## AIM:
Isolate every line in the records below with "into" in it.

Saved entries
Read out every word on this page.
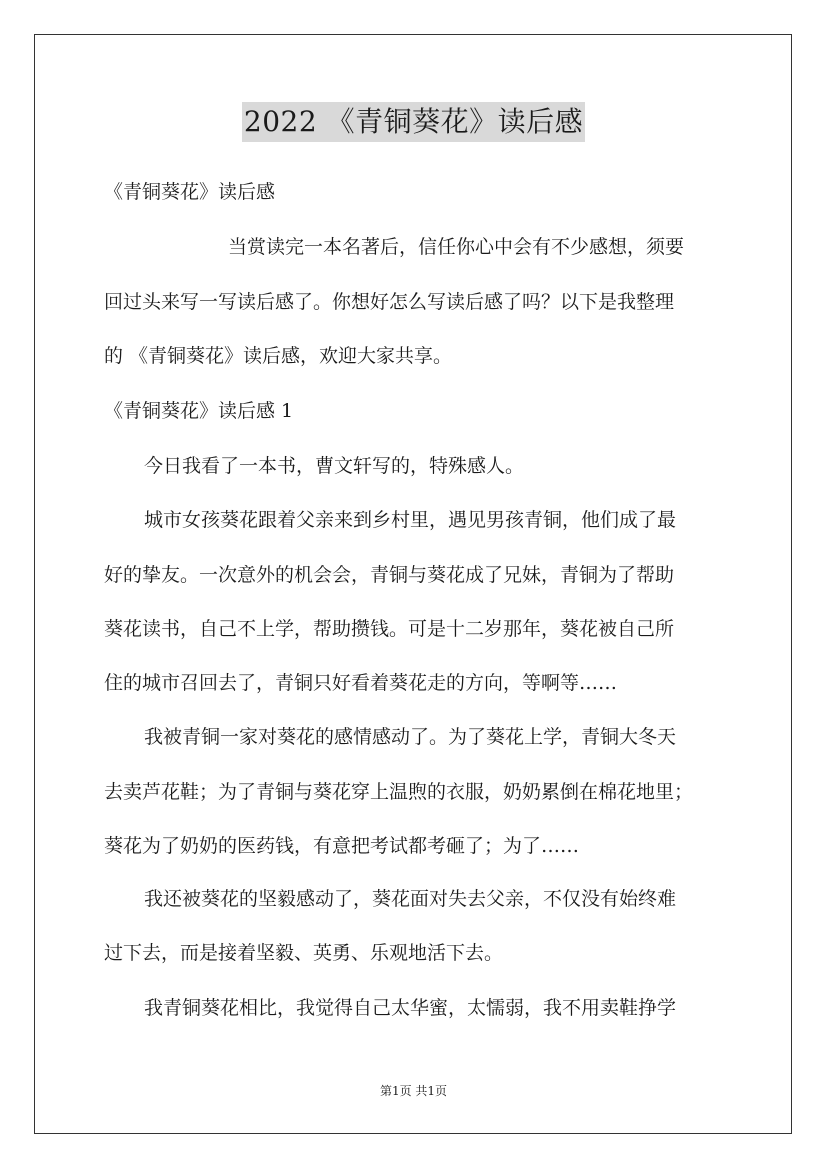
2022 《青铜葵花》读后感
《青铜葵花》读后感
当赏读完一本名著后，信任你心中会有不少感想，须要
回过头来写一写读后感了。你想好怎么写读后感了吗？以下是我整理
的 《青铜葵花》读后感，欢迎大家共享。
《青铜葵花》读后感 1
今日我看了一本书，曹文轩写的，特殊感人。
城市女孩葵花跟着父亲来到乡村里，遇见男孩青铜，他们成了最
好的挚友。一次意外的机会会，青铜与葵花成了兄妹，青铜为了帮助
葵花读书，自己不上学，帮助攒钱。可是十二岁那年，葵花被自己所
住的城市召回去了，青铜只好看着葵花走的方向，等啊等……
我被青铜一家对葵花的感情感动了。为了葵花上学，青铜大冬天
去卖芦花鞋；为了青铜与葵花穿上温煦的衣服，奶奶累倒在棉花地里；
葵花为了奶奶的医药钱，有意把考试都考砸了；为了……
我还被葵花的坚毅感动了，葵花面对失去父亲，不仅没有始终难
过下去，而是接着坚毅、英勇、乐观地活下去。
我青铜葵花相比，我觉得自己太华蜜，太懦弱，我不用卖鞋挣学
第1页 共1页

...

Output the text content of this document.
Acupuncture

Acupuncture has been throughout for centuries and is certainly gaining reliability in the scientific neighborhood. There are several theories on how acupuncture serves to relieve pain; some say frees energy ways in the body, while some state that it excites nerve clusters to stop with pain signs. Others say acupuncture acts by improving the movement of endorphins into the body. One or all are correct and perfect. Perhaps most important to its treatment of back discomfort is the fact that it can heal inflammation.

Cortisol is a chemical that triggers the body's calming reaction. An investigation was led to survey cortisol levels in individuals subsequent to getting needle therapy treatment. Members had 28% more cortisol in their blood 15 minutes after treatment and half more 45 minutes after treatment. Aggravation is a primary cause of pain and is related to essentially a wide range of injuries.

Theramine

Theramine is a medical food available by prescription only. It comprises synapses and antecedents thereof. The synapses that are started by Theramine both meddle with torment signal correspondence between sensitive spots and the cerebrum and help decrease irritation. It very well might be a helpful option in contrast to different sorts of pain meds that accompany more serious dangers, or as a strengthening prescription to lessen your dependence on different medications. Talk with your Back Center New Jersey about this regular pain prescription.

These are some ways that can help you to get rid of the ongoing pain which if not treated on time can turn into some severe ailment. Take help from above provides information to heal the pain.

## PROBLEM SOLUTION:
Acupuncture has been throughout for centuries and is certainly gaining reliability in the scientific neighborhood. There are several theories on how acupuncture serves to relieve pain; some say frees energy ways in the body, while some state that it excites nerve clusters to stop with pain signs. Others say acupuncture acts by improving the movement of endorphins into the body. One or all are correct and perfect. Perhaps most important to its treatment of back discomfort is the fact that it can heal inflammation.
These are some ways that can help you to get rid of the ongoing pain which if not treated on time can turn into some severe ailment. Take help from above provides information to heal the pain.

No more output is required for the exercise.